STATED GOAL
Go through the entries below and print each one exactly, leaving out pictures.

RECORDED INFORMATION
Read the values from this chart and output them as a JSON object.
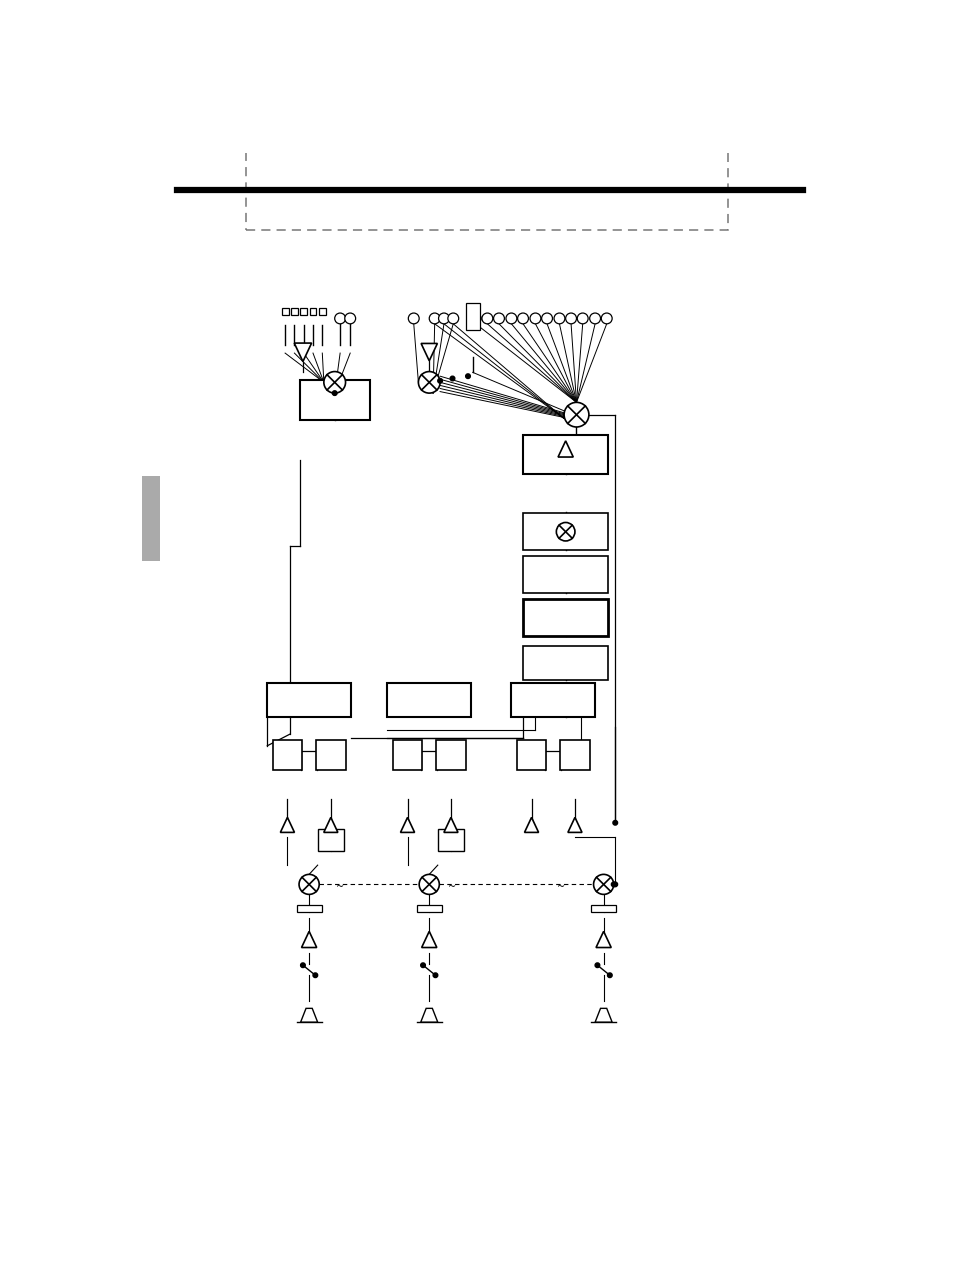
{
  "bg_color": "#ffffff",
  "line_color": "#000000",
  "fig_w": 9.54,
  "fig_h": 12.74,
  "dpi": 100
}
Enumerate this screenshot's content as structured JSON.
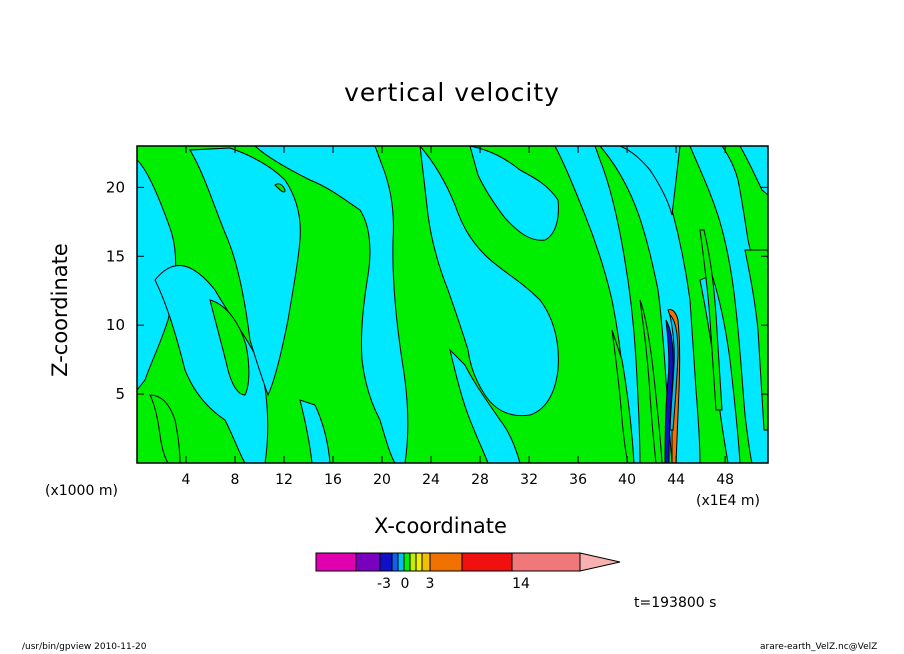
{
  "chart_data": {
    "type": "heatmap",
    "title": "vertical velocity",
    "xlabel": "X-coordinate",
    "ylabel": "Z-coordinate",
    "x_unit_left": "(x1000 m)",
    "x_unit_right": "(x1E4 m)",
    "xlim": [
      0,
      51.5
    ],
    "ylim": [
      0,
      23
    ],
    "xticks": [
      4,
      8,
      12,
      16,
      20,
      24,
      28,
      32,
      36,
      40,
      44,
      48
    ],
    "yticks": [
      5,
      10,
      15,
      20
    ],
    "time_label": "t=193800 s",
    "colorbar": {
      "colors": [
        "#e000b0",
        "#7a00c0",
        "#1010c8",
        "#1060f0",
        "#00c0f0",
        "#00f000",
        "#c0f000",
        "#f0f000",
        "#f0c000",
        "#f07000",
        "#f01010",
        "#f07878",
        "#f8b0b0"
      ],
      "labels": [
        {
          "text": "-3",
          "value": -3
        },
        {
          "text": "0",
          "value": 0
        },
        {
          "text": "3",
          "value": 3
        },
        {
          "text": "14",
          "value": 14
        }
      ]
    },
    "regions": [
      {
        "level": "negative",
        "color": "#00e8ff"
      },
      {
        "level": "positive",
        "color": "#00ee00"
      }
    ]
  },
  "footer": {
    "left": "/usr/bin/gpview   2010-11-20",
    "right": "arare-earth_VelZ.nc@VelZ"
  }
}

WORKED SOLUTION
Read the values from this chart and output them as a JSON object.
{
  "bg_color": "#ffffff",
  "line_color": "#000000",
  "fig_w": 9.54,
  "fig_h": 12.74,
  "dpi": 100
}
Enumerate this screenshot's content as structured JSON.
{
  "chart_data": {
    "type": "heatmap",
    "title": "vertical velocity",
    "xlabel": "X-coordinate",
    "ylabel": "Z-coordinate",
    "x_unit_left": "(x1000 m)",
    "x_unit_right": "(x1E4 m)",
    "xlim": [
      0,
      51.5
    ],
    "ylim": [
      0,
      23
    ],
    "xticks": [
      4,
      8,
      12,
      16,
      20,
      24,
      28,
      32,
      36,
      40,
      44,
      48
    ],
    "yticks": [
      5,
      10,
      15,
      20
    ],
    "time_label": "t=193800 s",
    "colorbar": {
      "colors": [
        "#e000b0",
        "#7a00c0",
        "#1010c8",
        "#1060f0",
        "#00c0f0",
        "#00f000",
        "#c0f000",
        "#f0f000",
        "#f0c000",
        "#f07000",
        "#f01010",
        "#f07878",
        "#f8b0b0"
      ],
      "labels": [
        {
          "text": "-3",
          "value": -3
        },
        {
          "text": "0",
          "value": 0
        },
        {
          "text": "3",
          "value": 3
        },
        {
          "text": "14",
          "value": 14
        }
      ]
    },
    "regions": [
      {
        "level": "negative",
        "color": "#00e8ff"
      },
      {
        "level": "positive",
        "color": "#00ee00"
      }
    ]
  },
  "footer": {
    "left": "/usr/bin/gpview   2010-11-20",
    "right": "arare-earth_VelZ.nc@VelZ"
  }
}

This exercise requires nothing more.